— start of PROVIDED PASSAGE —
The col1 (key) column shows the lowest key value that can possibly be present in the lower-level page specified by Child Page Id. We can see that the lowest possible key value on page 117485 is 906305, and the next lowest key value possible is 1132881 on page 117486. So, if a row containing the value 1 million exists, the next page to look at is **117485**:

We are now at level 1 of the index, and have to scroll down the output a bit further to see that the next page to look at is **119580**. This page is at the leaf level of the index, and we find our target value at position 399:

### Binary Search

When performing an index seek, SQL Server obviously doesn’t run DBCC PAGE and scroll down the output window to find the next page to look at like we just did. You may know that SQL Server can use binary search to locate index entries, but it’s worth taking a closer look at the index pages to see how this works in practice:

The slot array contains a series of two-byte offsets pointing to the index records. The index records are not necessarily stored in any particular order on the page; only the slot array entries are guaranteed to be in sorted order. Note that the sorted slot array entries do not contain the index keys themselves, just offsets.

#### Performance

When SQL Server uses binary search to locate an index entry, it starts by checking the middle element of the slot array (shown in red in the example above). It then follows that offset pointer to the index record, and compares the value it finds there with the sought value. Assuming the value is not the one we are looking for, the sorted nature of the slot array allows SQL Server to narrow the search range in half after this first comparison.

If the red index record happens to contain a value *higher* than the sought value, we know the value we are looking for is in that half of the slot array that sorts lower than the red entry. This process of cutting the search space in half continues until we find the record we are looking for, or until it becomes clear that the value does not exist.

The average and worst case performance of binary search is very close to log_{2}N comparisons to find the item of interest in a sorted list of N items. For the 476 index entries found in our test example index structure at the leaf level, that means at most 9 comparison operations. That compares well to a linear search of the sorted slot array, which might require as many as 476 comparisons if we are unlucky, 238 on average.

None of this offers any particular insight into why a binary search into a unique indexes containing only even (or odd!) numbers should be so slow. One of the advantages of binary search is that it expects to perform around the same amount of work, regardless of the distribution of the values in the index. Luckily, binary search is not the only game in town.
— end of PROVIDED PASSAGE —
— start of DATASET ENTRIES —
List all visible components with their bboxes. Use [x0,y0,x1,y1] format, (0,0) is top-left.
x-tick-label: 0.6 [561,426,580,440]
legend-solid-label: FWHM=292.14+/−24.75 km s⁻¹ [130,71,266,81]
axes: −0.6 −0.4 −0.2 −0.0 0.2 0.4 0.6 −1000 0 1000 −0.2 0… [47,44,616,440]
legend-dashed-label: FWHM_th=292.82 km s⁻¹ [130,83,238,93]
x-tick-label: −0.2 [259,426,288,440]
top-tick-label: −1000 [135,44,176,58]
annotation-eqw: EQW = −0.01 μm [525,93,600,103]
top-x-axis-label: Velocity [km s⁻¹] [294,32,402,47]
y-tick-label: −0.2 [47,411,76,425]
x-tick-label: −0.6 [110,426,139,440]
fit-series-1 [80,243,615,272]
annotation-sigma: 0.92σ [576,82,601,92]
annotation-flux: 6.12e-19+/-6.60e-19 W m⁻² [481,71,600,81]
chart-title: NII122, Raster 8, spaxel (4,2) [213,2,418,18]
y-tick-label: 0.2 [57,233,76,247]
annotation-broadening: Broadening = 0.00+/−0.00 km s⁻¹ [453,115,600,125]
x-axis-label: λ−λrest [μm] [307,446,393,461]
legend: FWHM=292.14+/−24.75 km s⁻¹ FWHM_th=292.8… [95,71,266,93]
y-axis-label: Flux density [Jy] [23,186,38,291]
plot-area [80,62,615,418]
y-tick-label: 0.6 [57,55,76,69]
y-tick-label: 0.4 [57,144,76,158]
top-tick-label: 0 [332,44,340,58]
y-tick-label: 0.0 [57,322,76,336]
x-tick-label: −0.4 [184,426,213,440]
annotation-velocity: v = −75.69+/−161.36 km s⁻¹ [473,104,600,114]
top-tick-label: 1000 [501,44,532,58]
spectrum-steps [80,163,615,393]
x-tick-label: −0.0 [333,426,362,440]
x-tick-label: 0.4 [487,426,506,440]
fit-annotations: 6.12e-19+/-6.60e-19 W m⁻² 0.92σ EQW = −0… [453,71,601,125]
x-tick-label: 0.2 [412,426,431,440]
— end of DATASET ENTRIES —
▸ **WORK INSTRUCTIONS**:
**a.** In the passage on binary search, what is the largest number of comparisons needed to find an item among the 476 leaf-level index entries?
**b.** Reproduce the stretch of the binary search passage from "#### Performance" through "this first comparison.".

▸ **THE SOLUTIONS**:
**a.** At most 9 comparisons.

**b.**
#### Performance

When SQL Server uses binary search to locate an index entry, it starts by checking the middle element of the slot array (shown in red in the example above). It then follows that offset pointer to the index record, and compares the value it finds there with the sought value. Assuming the value is not the one we are looking for, the sorted nature of the slot array allows SQL Server to narrow the search range in half after this first comparison.